What is expected:
Review the material and extract every line in which the word "track" occurs.
(begin)
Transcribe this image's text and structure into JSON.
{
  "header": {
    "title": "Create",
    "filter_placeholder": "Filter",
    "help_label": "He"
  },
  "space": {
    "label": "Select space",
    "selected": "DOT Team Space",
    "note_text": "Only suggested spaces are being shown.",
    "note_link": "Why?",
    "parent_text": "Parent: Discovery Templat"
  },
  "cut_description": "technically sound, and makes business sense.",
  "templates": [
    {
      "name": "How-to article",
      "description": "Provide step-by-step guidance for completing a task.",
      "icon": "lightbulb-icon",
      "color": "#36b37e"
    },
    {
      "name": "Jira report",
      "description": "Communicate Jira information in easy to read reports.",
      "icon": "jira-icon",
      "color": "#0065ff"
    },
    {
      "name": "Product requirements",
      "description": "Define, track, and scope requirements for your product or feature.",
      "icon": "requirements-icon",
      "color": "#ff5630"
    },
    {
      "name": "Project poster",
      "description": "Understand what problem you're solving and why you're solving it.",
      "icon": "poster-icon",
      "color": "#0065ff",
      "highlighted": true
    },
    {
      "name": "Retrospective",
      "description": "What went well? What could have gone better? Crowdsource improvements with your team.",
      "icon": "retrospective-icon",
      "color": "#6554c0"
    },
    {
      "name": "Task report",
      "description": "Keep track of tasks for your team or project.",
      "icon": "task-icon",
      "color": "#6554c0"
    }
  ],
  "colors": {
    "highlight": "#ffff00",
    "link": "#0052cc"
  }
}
(end)
Solution for this exercise:
      "description": "Define, track, and scope requirements for your product or feature.",
      "description": "Keep track of tasks for your team or project.",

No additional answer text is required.